**INPUT:**
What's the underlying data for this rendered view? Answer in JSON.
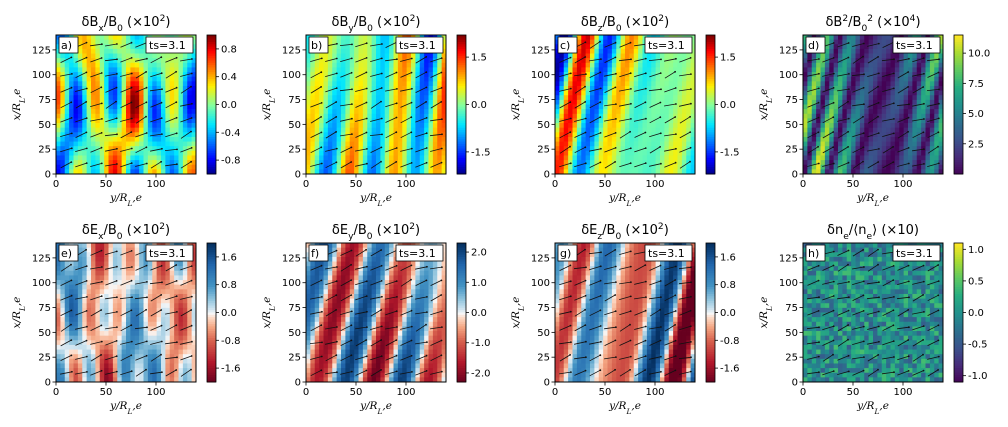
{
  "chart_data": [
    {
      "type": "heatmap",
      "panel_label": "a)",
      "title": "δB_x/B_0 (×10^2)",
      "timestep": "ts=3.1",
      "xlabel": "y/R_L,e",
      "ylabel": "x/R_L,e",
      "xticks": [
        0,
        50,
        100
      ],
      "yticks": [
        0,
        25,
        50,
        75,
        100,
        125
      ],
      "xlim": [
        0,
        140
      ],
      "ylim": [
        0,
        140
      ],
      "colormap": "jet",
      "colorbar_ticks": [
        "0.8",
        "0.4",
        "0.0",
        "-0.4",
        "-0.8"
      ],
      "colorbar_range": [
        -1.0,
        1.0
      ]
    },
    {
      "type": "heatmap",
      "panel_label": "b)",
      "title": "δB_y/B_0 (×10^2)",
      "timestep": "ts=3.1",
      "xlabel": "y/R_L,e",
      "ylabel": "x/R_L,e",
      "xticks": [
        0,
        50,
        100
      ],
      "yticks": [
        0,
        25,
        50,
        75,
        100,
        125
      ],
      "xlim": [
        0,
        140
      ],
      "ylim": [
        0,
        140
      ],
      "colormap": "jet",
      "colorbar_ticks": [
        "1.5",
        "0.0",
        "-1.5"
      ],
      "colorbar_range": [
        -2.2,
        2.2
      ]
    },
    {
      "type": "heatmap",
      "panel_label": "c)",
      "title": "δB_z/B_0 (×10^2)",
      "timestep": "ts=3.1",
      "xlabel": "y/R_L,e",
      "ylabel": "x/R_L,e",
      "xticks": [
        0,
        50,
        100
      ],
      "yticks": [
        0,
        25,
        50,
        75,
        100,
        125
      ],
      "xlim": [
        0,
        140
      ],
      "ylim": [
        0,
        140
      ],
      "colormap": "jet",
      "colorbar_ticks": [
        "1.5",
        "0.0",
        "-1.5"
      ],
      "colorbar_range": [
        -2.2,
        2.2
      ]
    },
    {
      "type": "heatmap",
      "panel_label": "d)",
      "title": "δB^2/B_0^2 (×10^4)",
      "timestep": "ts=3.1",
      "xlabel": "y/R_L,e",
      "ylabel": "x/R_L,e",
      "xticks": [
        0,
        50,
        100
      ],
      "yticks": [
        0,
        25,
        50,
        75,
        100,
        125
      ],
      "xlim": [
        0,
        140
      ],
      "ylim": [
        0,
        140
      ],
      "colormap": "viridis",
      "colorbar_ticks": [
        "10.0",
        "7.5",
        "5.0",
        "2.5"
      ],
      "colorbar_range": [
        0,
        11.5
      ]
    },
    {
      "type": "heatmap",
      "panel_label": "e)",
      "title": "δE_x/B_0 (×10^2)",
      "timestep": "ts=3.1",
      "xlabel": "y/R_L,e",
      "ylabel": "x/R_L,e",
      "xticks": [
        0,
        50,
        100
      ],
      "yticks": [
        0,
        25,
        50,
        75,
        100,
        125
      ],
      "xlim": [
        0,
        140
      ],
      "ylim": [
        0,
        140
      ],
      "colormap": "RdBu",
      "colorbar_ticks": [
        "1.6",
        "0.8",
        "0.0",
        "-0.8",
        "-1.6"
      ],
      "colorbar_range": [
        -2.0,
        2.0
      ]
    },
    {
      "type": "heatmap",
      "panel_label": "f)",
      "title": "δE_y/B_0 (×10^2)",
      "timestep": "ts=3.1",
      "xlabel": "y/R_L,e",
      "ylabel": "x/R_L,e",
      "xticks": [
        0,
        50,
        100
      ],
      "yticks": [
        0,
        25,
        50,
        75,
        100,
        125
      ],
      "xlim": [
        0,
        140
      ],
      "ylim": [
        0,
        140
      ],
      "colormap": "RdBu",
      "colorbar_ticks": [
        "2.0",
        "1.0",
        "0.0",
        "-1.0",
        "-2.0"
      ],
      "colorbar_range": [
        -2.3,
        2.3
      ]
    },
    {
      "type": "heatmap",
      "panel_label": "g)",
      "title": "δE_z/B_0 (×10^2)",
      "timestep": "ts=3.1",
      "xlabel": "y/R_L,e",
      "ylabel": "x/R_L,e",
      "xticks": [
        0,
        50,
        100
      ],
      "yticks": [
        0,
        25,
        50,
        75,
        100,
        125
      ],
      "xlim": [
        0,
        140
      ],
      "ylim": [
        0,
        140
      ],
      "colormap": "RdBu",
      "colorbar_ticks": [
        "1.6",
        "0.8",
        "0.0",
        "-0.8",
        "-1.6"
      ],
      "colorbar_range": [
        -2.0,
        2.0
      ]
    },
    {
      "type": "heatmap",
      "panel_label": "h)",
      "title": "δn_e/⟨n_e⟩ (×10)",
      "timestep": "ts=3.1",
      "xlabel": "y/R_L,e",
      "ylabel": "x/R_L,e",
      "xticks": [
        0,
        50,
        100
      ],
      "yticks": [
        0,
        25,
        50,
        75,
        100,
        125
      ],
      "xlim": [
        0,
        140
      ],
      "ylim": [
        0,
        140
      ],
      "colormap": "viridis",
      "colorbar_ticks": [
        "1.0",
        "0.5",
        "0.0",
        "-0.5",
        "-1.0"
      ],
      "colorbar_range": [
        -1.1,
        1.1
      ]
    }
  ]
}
==
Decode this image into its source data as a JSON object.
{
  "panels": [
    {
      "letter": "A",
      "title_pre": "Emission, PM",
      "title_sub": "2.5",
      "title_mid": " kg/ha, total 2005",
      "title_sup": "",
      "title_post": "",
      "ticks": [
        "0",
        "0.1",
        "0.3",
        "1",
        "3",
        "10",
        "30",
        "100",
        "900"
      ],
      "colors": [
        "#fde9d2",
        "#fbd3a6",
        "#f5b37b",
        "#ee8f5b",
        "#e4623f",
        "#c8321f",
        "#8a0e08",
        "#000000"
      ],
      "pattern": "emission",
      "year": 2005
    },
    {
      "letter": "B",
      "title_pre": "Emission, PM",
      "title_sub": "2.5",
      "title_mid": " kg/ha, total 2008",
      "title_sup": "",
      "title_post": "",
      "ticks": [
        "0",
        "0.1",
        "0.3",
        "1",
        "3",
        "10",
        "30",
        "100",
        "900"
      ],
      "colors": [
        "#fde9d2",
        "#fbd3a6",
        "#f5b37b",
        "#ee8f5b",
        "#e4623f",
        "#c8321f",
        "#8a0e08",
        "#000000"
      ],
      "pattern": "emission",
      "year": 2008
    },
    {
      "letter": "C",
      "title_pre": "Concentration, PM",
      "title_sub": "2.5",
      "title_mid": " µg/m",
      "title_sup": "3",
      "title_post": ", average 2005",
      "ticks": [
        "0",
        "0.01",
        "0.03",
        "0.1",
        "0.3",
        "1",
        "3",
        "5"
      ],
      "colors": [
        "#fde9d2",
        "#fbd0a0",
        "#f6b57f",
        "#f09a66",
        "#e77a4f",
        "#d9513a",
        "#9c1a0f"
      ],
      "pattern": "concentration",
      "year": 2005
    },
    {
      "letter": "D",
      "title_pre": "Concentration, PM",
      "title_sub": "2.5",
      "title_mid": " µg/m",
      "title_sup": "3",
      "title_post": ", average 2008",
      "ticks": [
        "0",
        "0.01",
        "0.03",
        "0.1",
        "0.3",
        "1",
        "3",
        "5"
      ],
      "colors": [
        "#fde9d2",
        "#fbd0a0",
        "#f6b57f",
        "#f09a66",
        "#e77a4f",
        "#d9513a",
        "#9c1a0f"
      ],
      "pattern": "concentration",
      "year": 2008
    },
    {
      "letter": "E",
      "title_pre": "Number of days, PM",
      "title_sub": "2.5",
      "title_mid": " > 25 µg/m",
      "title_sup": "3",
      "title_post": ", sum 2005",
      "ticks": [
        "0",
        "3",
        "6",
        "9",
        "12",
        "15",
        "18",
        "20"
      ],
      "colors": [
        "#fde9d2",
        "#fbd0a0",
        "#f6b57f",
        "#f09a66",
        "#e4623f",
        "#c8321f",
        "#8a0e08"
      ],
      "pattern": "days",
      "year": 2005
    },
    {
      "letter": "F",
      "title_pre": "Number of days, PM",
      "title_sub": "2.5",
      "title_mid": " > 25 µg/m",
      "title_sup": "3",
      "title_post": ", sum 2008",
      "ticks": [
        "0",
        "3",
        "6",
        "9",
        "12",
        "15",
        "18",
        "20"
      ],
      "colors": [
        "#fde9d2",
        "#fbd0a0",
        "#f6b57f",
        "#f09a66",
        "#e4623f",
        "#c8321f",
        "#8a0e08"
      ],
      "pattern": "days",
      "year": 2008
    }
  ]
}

**EXERCISE DIRECTIONS:** Gather up the lines that contain the word "this".

**PROBLEM SOLUTION:**
What's the underlying data for this rendered view? Answer in JSON.
Decode this image into its source data as a JSON object.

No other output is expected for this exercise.